-- Start --
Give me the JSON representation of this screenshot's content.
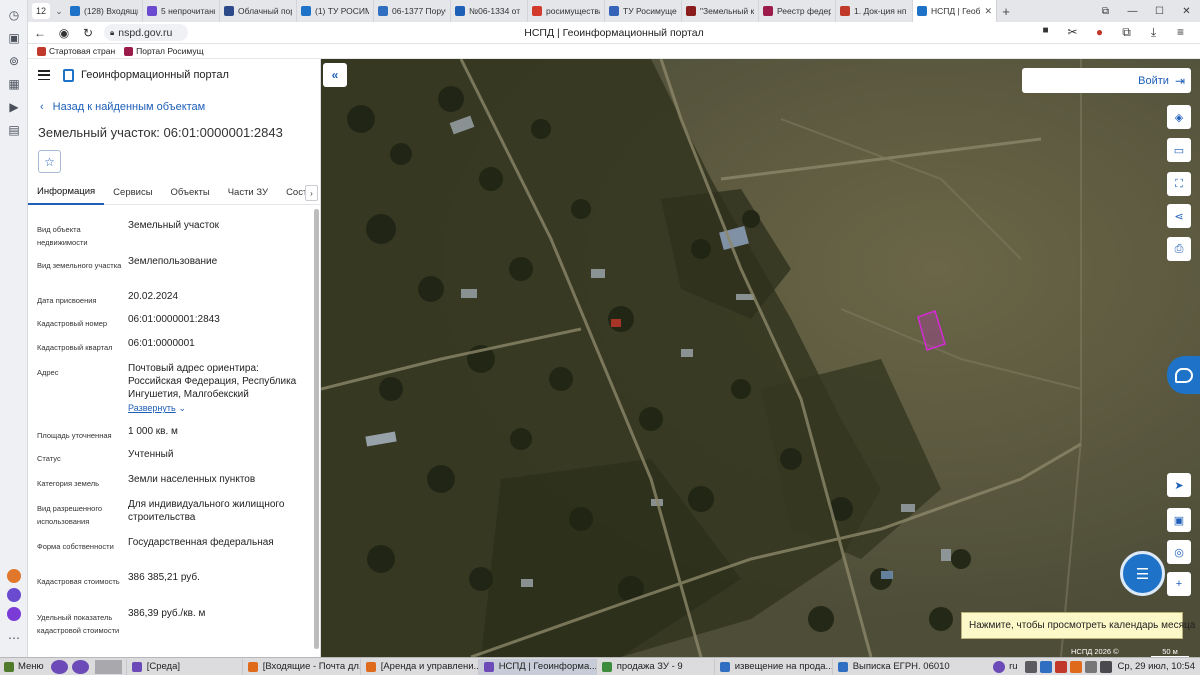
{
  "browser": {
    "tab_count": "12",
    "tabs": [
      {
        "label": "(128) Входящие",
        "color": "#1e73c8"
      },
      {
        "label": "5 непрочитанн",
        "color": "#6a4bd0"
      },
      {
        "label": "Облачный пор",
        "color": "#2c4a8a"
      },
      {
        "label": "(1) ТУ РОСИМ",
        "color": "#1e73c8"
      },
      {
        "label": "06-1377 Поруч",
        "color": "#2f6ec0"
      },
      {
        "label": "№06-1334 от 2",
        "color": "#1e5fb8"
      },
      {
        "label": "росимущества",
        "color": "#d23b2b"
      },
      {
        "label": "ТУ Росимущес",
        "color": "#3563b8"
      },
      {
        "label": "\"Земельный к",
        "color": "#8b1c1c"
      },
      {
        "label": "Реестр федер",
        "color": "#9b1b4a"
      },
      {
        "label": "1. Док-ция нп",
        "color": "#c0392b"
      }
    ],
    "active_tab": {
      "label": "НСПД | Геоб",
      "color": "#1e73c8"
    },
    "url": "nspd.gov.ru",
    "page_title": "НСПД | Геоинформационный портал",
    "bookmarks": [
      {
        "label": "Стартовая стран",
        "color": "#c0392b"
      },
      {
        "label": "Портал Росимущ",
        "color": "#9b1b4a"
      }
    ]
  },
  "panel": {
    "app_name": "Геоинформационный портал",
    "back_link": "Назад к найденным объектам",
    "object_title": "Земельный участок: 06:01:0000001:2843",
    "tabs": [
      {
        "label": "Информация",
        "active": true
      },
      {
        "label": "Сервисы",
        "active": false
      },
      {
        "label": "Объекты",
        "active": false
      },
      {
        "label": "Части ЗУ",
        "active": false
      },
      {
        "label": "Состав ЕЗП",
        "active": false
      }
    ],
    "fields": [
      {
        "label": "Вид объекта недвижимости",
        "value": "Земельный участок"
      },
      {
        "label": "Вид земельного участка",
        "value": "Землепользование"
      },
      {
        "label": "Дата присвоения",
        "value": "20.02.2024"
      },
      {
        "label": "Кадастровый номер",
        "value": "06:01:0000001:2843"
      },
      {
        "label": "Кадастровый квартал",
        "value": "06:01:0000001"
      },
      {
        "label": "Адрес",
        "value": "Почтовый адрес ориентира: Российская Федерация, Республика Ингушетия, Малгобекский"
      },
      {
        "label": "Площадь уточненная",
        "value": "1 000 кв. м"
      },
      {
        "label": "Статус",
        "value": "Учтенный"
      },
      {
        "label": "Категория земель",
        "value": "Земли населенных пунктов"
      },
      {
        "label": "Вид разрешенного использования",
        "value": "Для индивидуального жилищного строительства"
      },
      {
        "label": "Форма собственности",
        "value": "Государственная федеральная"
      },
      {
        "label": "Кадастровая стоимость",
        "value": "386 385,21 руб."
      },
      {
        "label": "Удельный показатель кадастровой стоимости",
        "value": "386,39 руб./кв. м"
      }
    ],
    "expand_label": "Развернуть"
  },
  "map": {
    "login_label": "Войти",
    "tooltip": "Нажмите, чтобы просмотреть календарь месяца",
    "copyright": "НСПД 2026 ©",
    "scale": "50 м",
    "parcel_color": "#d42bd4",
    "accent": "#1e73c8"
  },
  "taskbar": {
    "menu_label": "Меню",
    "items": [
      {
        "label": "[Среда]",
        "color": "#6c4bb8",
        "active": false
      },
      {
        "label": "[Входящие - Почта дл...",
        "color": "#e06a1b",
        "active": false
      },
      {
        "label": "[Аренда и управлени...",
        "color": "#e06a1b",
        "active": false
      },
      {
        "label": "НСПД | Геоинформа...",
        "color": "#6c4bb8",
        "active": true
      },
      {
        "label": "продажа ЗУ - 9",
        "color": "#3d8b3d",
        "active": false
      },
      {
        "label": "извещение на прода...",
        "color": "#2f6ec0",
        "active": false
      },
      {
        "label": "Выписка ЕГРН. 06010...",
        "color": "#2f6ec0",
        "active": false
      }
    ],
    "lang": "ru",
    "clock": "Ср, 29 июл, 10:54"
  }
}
-- End --
Exercise requirements →
Give only the number of lines in the data that hold the word "участок".

Solution to this exercise →
2